[Begin RECORD EXTRACTS]

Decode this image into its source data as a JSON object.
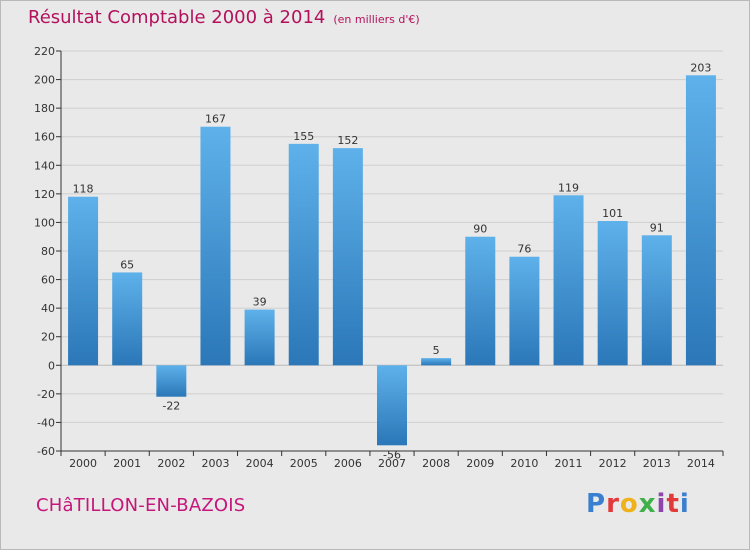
{
  "title": "Résultat Comptable 2000 à 2014",
  "unit": "(en milliers d'€)",
  "place": "CHâTILLON-EN-BAZOIS",
  "brand": {
    "text": "Proxiti",
    "colors": [
      "#3a7fd0",
      "#e23a3a",
      "#f0b21a",
      "#3fb04a",
      "#8e44ad",
      "#e23a3a",
      "#3a7fd0"
    ]
  },
  "colors": {
    "bar_top": "#5eb1ea",
    "bar_bottom": "#2b77b8",
    "title": "#b3115c"
  },
  "chart_data": {
    "type": "bar",
    "title": "Résultat Comptable 2000 à 2014",
    "ylabel": "en milliers d'€",
    "xlabel": "",
    "categories": [
      "2000",
      "2001",
      "2002",
      "2003",
      "2004",
      "2005",
      "2006",
      "2007",
      "2008",
      "2009",
      "2010",
      "2011",
      "2012",
      "2013",
      "2014"
    ],
    "values": [
      118,
      65,
      -22,
      167,
      39,
      155,
      152,
      -56,
      5,
      90,
      76,
      119,
      101,
      91,
      203
    ],
    "ylim": [
      -60,
      220
    ],
    "yticks": [
      -60,
      -40,
      -20,
      0,
      20,
      40,
      60,
      80,
      100,
      120,
      140,
      160,
      180,
      200,
      220
    ],
    "grid": true
  }
}
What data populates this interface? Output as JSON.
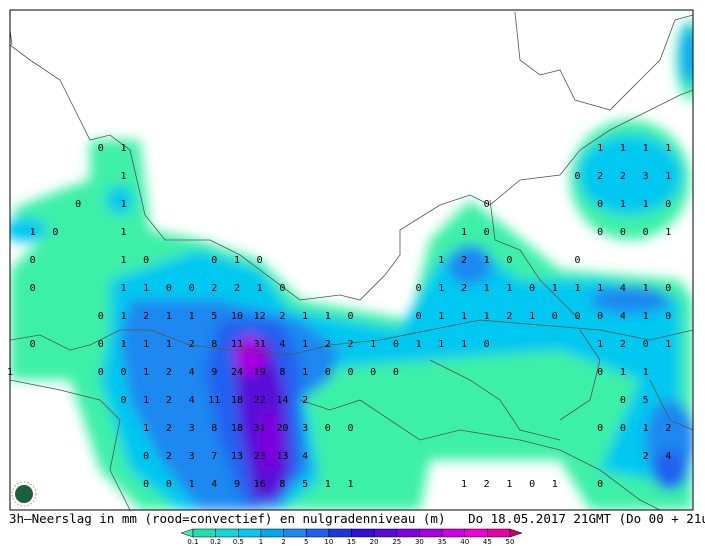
{
  "caption": "3h–Neerslag in mm (rood=convectief) en nulgradenniveau (m)   Do 18.05.2017 21GMT (Do 00 + 21u)",
  "colorbar": {
    "labels": [
      "0.1",
      "0.2",
      "0.5",
      "1",
      "2",
      "5",
      "10",
      "15",
      "20",
      "25",
      "30",
      "35",
      "40",
      "45",
      "50"
    ],
    "colors": [
      "#3cf0a8",
      "#20e0b0",
      "#10d8d8",
      "#00c8f0",
      "#00a8f0",
      "#1c88f0",
      "#2060f0",
      "#1838e0",
      "#3010d8",
      "#5808d8",
      "#8000e0",
      "#a800e0",
      "#d000e0",
      "#f000d8",
      "#e800a0",
      "#c80060"
    ]
  },
  "grid_values": [
    [
      null,
      null,
      null,
      null,
      0,
      1,
      null,
      null,
      null,
      null,
      null,
      null,
      null,
      null,
      null,
      null,
      null,
      null,
      null,
      null,
      null,
      null,
      null,
      null,
      null,
      null,
      1,
      1,
      1,
      1
    ],
    [
      null,
      null,
      null,
      null,
      null,
      1,
      null,
      null,
      null,
      null,
      null,
      null,
      null,
      null,
      null,
      null,
      null,
      null,
      null,
      null,
      null,
      null,
      null,
      null,
      null,
      0,
      2,
      2,
      3,
      1
    ],
    [
      null,
      null,
      null,
      0,
      null,
      1,
      null,
      null,
      null,
      null,
      null,
      null,
      null,
      null,
      null,
      null,
      null,
      null,
      null,
      null,
      null,
      0,
      null,
      null,
      null,
      null,
      0,
      1,
      1,
      0
    ],
    [
      null,
      1,
      0,
      null,
      null,
      1,
      null,
      null,
      null,
      null,
      null,
      null,
      null,
      null,
      null,
      null,
      null,
      null,
      null,
      null,
      1,
      0,
      null,
      null,
      null,
      null,
      0,
      0,
      0,
      1
    ],
    [
      null,
      0,
      null,
      null,
      null,
      1,
      0,
      null,
      null,
      0,
      1,
      0,
      null,
      null,
      null,
      null,
      null,
      null,
      null,
      1,
      2,
      1,
      0,
      null,
      null,
      0,
      null,
      null,
      null,
      null
    ],
    [
      null,
      0,
      null,
      null,
      null,
      1,
      1,
      0,
      0,
      2,
      2,
      1,
      0,
      null,
      null,
      null,
      null,
      null,
      0,
      1,
      2,
      1,
      1,
      0,
      1,
      1,
      1,
      4,
      1,
      0
    ],
    [
      null,
      null,
      null,
      null,
      0,
      1,
      2,
      1,
      1,
      5,
      10,
      12,
      2,
      1,
      1,
      0,
      null,
      null,
      0,
      1,
      1,
      1,
      2,
      1,
      0,
      0,
      0,
      4,
      1,
      0
    ],
    [
      null,
      0,
      null,
      null,
      0,
      1,
      1,
      1,
      2,
      8,
      11,
      31,
      4,
      1,
      2,
      2,
      1,
      0,
      1,
      1,
      1,
      0,
      null,
      null,
      null,
      null,
      1,
      2,
      0,
      1
    ],
    [
      1,
      null,
      null,
      null,
      0,
      0,
      1,
      2,
      4,
      9,
      24,
      19,
      8,
      1,
      0,
      0,
      0,
      0,
      null,
      null,
      null,
      null,
      null,
      null,
      null,
      null,
      0,
      1,
      1,
      null
    ],
    [
      null,
      null,
      null,
      null,
      null,
      0,
      1,
      2,
      4,
      11,
      18,
      22,
      14,
      2,
      null,
      null,
      null,
      null,
      null,
      null,
      null,
      null,
      null,
      null,
      null,
      null,
      null,
      0,
      5,
      null
    ],
    [
      null,
      null,
      null,
      null,
      null,
      null,
      1,
      2,
      3,
      8,
      18,
      31,
      20,
      3,
      0,
      0,
      null,
      null,
      null,
      null,
      null,
      null,
      null,
      null,
      null,
      null,
      0,
      0,
      1,
      2
    ],
    [
      null,
      null,
      null,
      null,
      null,
      null,
      0,
      2,
      3,
      7,
      13,
      23,
      13,
      4,
      null,
      null,
      null,
      null,
      null,
      null,
      null,
      null,
      null,
      null,
      null,
      null,
      null,
      null,
      2,
      4
    ],
    [
      null,
      null,
      null,
      null,
      null,
      null,
      0,
      0,
      1,
      4,
      9,
      16,
      8,
      5,
      1,
      1,
      null,
      null,
      null,
      null,
      1,
      2,
      1,
      0,
      1,
      null,
      0,
      null,
      null,
      null
    ]
  ]
}
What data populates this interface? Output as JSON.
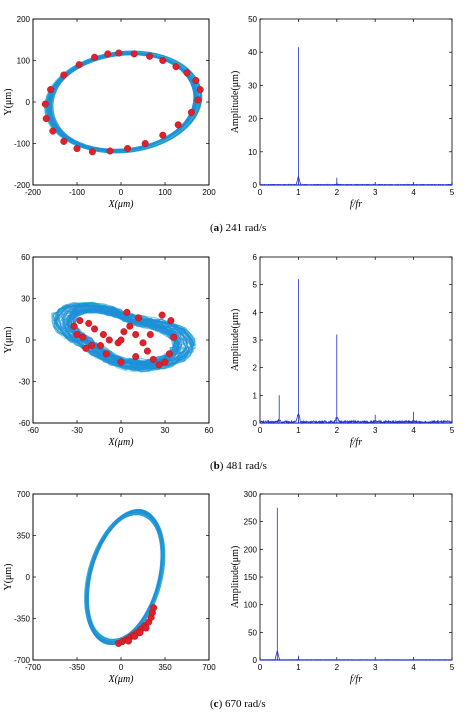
{
  "chart_data": [
    {
      "type": "scatter",
      "panel": "a-orbit",
      "xlabel": "X(μm)",
      "ylabel": "Y(μm)",
      "xlim": [
        -200,
        200
      ],
      "ylim": [
        -200,
        200
      ],
      "xticks": [
        "-200",
        "-100",
        "0",
        "100",
        "200"
      ],
      "yticks": [
        "200",
        "100",
        "0",
        "-100",
        "-200"
      ],
      "colors": {
        "orbit": "#1e90d8",
        "points": "#e0202a"
      },
      "orbit": {
        "kind": "ellipse",
        "cx": 5,
        "cy": 0,
        "rx": 170,
        "ry": 117,
        "tilt_deg": 8
      },
      "points": {
        "x": [
          -5,
          30,
          65,
          95,
          125,
          150,
          170,
          180,
          175,
          160,
          130,
          95,
          55,
          15,
          -25,
          -65,
          -100,
          -130,
          -155,
          -170,
          -172,
          -160,
          -130,
          -95,
          -60,
          -30
        ],
        "y": [
          118,
          116,
          110,
          100,
          85,
          70,
          52,
          30,
          5,
          -25,
          -55,
          -80,
          -100,
          -112,
          -118,
          -120,
          -112,
          -95,
          -70,
          -40,
          -5,
          30,
          65,
          90,
          108,
          116
        ]
      }
    },
    {
      "type": "line",
      "panel": "a-spectrum",
      "xlabel": "f/fr",
      "ylabel": "Amplitude(μm)",
      "xlim": [
        0,
        5
      ],
      "ylim": [
        0,
        50
      ],
      "xticks": [
        "0",
        "1",
        "2",
        "3",
        "4",
        "5"
      ],
      "yticks": [
        "50",
        "40",
        "30",
        "20",
        "10",
        "0"
      ],
      "colors": {
        "line": "#2030c8"
      },
      "peaks": {
        "x": [
          1,
          2,
          3,
          4
        ],
        "y": [
          41.5,
          2.2,
          0.5,
          0.3
        ]
      },
      "noise_level": 0.2
    },
    {
      "type": "scatter",
      "panel": "b-orbit",
      "xlabel": "X(μm)",
      "ylabel": "Y(μm)",
      "xlim": [
        -60,
        60
      ],
      "ylim": [
        -60,
        60
      ],
      "xticks": [
        "-60",
        "-30",
        "0",
        "30",
        "60"
      ],
      "yticks": [
        "60",
        "30",
        "0",
        "-30",
        "-60"
      ],
      "colors": {
        "orbit": "#1e90d8",
        "outer": "#40c8b8",
        "points": "#e0202a"
      },
      "points": {
        "x": [
          -32,
          -28,
          -22,
          -18,
          -12,
          -8,
          -2,
          2,
          6,
          10,
          15,
          18,
          22,
          26,
          30,
          33,
          36,
          34,
          28,
          20,
          10,
          0,
          -10,
          -20,
          -26,
          -30,
          -24,
          -14,
          0,
          12,
          4
        ],
        "y": [
          10,
          14,
          12,
          8,
          4,
          0,
          -2,
          6,
          10,
          4,
          -2,
          -8,
          -14,
          -18,
          -16,
          -10,
          2,
          14,
          18,
          4,
          -12,
          -16,
          -10,
          -4,
          2,
          4,
          -6,
          -4,
          0,
          16,
          20
        ]
      }
    },
    {
      "type": "line",
      "panel": "b-spectrum",
      "xlabel": "f/fr",
      "ylabel": "Amplitude(μm)",
      "xlim": [
        0,
        5
      ],
      "ylim": [
        0,
        6
      ],
      "xticks": [
        "0",
        "1",
        "2",
        "3",
        "4",
        "5"
      ],
      "yticks": [
        "6",
        "5",
        "4",
        "3",
        "2",
        "1",
        "0"
      ],
      "colors": {
        "line": "#2030c8"
      },
      "peaks": {
        "x": [
          0.5,
          1,
          2,
          3,
          4
        ],
        "y": [
          1.0,
          5.2,
          3.2,
          0.3,
          0.4
        ]
      },
      "noise_level": 0.08
    },
    {
      "type": "scatter",
      "panel": "c-orbit",
      "xlabel": "X(μm)",
      "ylabel": "Y(μm)",
      "xlim": [
        -700,
        700
      ],
      "ylim": [
        -700,
        700
      ],
      "xticks": [
        "-700",
        "-350",
        "0",
        "350",
        "700"
      ],
      "yticks": [
        "700",
        "350",
        "0",
        "-350",
        "-700"
      ],
      "colors": {
        "orbit": "#1e90d8",
        "points": "#e0202a"
      },
      "orbit": {
        "kind": "ellipse",
        "cx": 30,
        "cy": 0,
        "rx": 280,
        "ry": 560,
        "tilt_deg": -14
      },
      "points": {
        "x": [
          -20,
          10,
          40,
          70,
          100,
          130,
          160,
          190,
          220,
          240,
          250,
          260,
          200,
          150,
          110,
          60
        ],
        "y": [
          -560,
          -545,
          -530,
          -510,
          -490,
          -470,
          -440,
          -410,
          -380,
          -340,
          -300,
          -260,
          -430,
          -470,
          -500,
          -540
        ]
      }
    },
    {
      "type": "line",
      "panel": "c-spectrum",
      "xlabel": "f/fr",
      "ylabel": "Amplitude(μm)",
      "xlim": [
        0,
        5
      ],
      "ylim": [
        0,
        300
      ],
      "xticks": [
        "0",
        "1",
        "2",
        "3",
        "4",
        "5"
      ],
      "yticks": [
        "300",
        "250",
        "200",
        "150",
        "100",
        "50",
        "0"
      ],
      "colors": {
        "line": "#2030c8"
      },
      "peaks": {
        "x": [
          0.45,
          1
        ],
        "y": [
          275,
          8
        ]
      },
      "noise_level": 0.5
    }
  ],
  "captions": [
    {
      "letter": "a",
      "text": " 241 rad/s"
    },
    {
      "letter": "b",
      "text": " 481 rad/s"
    },
    {
      "letter": "c",
      "text": " 670 rad/s"
    }
  ]
}
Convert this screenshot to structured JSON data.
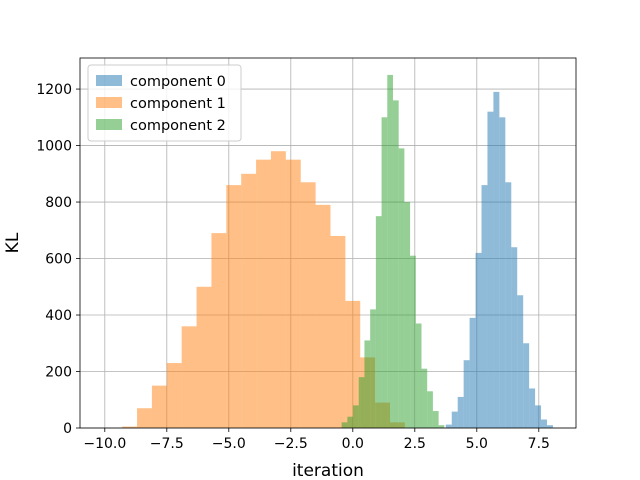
{
  "chart_data": {
    "type": "bar",
    "subtype": "histogram",
    "title": "",
    "xlabel": "iteration",
    "ylabel": "KL",
    "xlim": [
      -11.0,
      9.0
    ],
    "ylim": [
      0,
      1310
    ],
    "x_ticks": [
      -10.0,
      -7.5,
      -5.0,
      -2.5,
      0.0,
      2.5,
      5.0,
      7.5
    ],
    "x_tick_labels": [
      "−10.0",
      "−7.5",
      "−5.0",
      "−2.5",
      "0.0",
      "2.5",
      "5.0",
      "7.5"
    ],
    "y_ticks": [
      0,
      200,
      400,
      600,
      800,
      1000,
      1200
    ],
    "y_tick_labels": [
      "0",
      "200",
      "400",
      "600",
      "800",
      "1000",
      "1200"
    ],
    "grid": true,
    "legend_position": "top-left",
    "bar_alpha": 0.5,
    "series": [
      {
        "name": "component 0",
        "color": "#1f77b4",
        "bin_edges": [
          3.75,
          3.99,
          4.23,
          4.47,
          4.71,
          4.95,
          5.19,
          5.43,
          5.67,
          5.91,
          6.15,
          6.39,
          6.63,
          6.87,
          7.11,
          7.35,
          7.59,
          7.83,
          8.07
        ],
        "counts": [
          12,
          58,
          110,
          240,
          390,
          620,
          860,
          1120,
          1190,
          1100,
          870,
          640,
          470,
          300,
          140,
          80,
          30,
          10
        ]
      },
      {
        "name": "component 1",
        "color": "#ff7f0e",
        "bin_edges": [
          -9.3,
          -8.7,
          -8.1,
          -7.5,
          -6.9,
          -6.3,
          -5.7,
          -5.1,
          -4.5,
          -3.9,
          -3.3,
          -2.7,
          -2.1,
          -1.5,
          -0.9,
          -0.3,
          0.3,
          0.9,
          1.5,
          2.1
        ],
        "counts": [
          5,
          70,
          150,
          230,
          360,
          500,
          690,
          860,
          900,
          950,
          980,
          950,
          870,
          790,
          680,
          450,
          250,
          90,
          20
        ]
      },
      {
        "name": "component 2",
        "color": "#2ca02c",
        "bin_edges": [
          -0.45,
          -0.22,
          0.01,
          0.24,
          0.47,
          0.7,
          0.93,
          1.16,
          1.39,
          1.62,
          1.85,
          2.08,
          2.31,
          2.54,
          2.77,
          3.0,
          3.23,
          3.46,
          3.69
        ],
        "counts": [
          20,
          40,
          80,
          180,
          310,
          420,
          750,
          1100,
          1250,
          1160,
          990,
          800,
          610,
          370,
          210,
          130,
          60,
          10
        ]
      }
    ]
  }
}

[End RECORD EXTRACTS]

→ WHAT THE EXERCISE ASKS: Above are some records. Report the number of their lines that include "Résultat", and add nothing else.

→ RESULT FOR THIS TASK: 2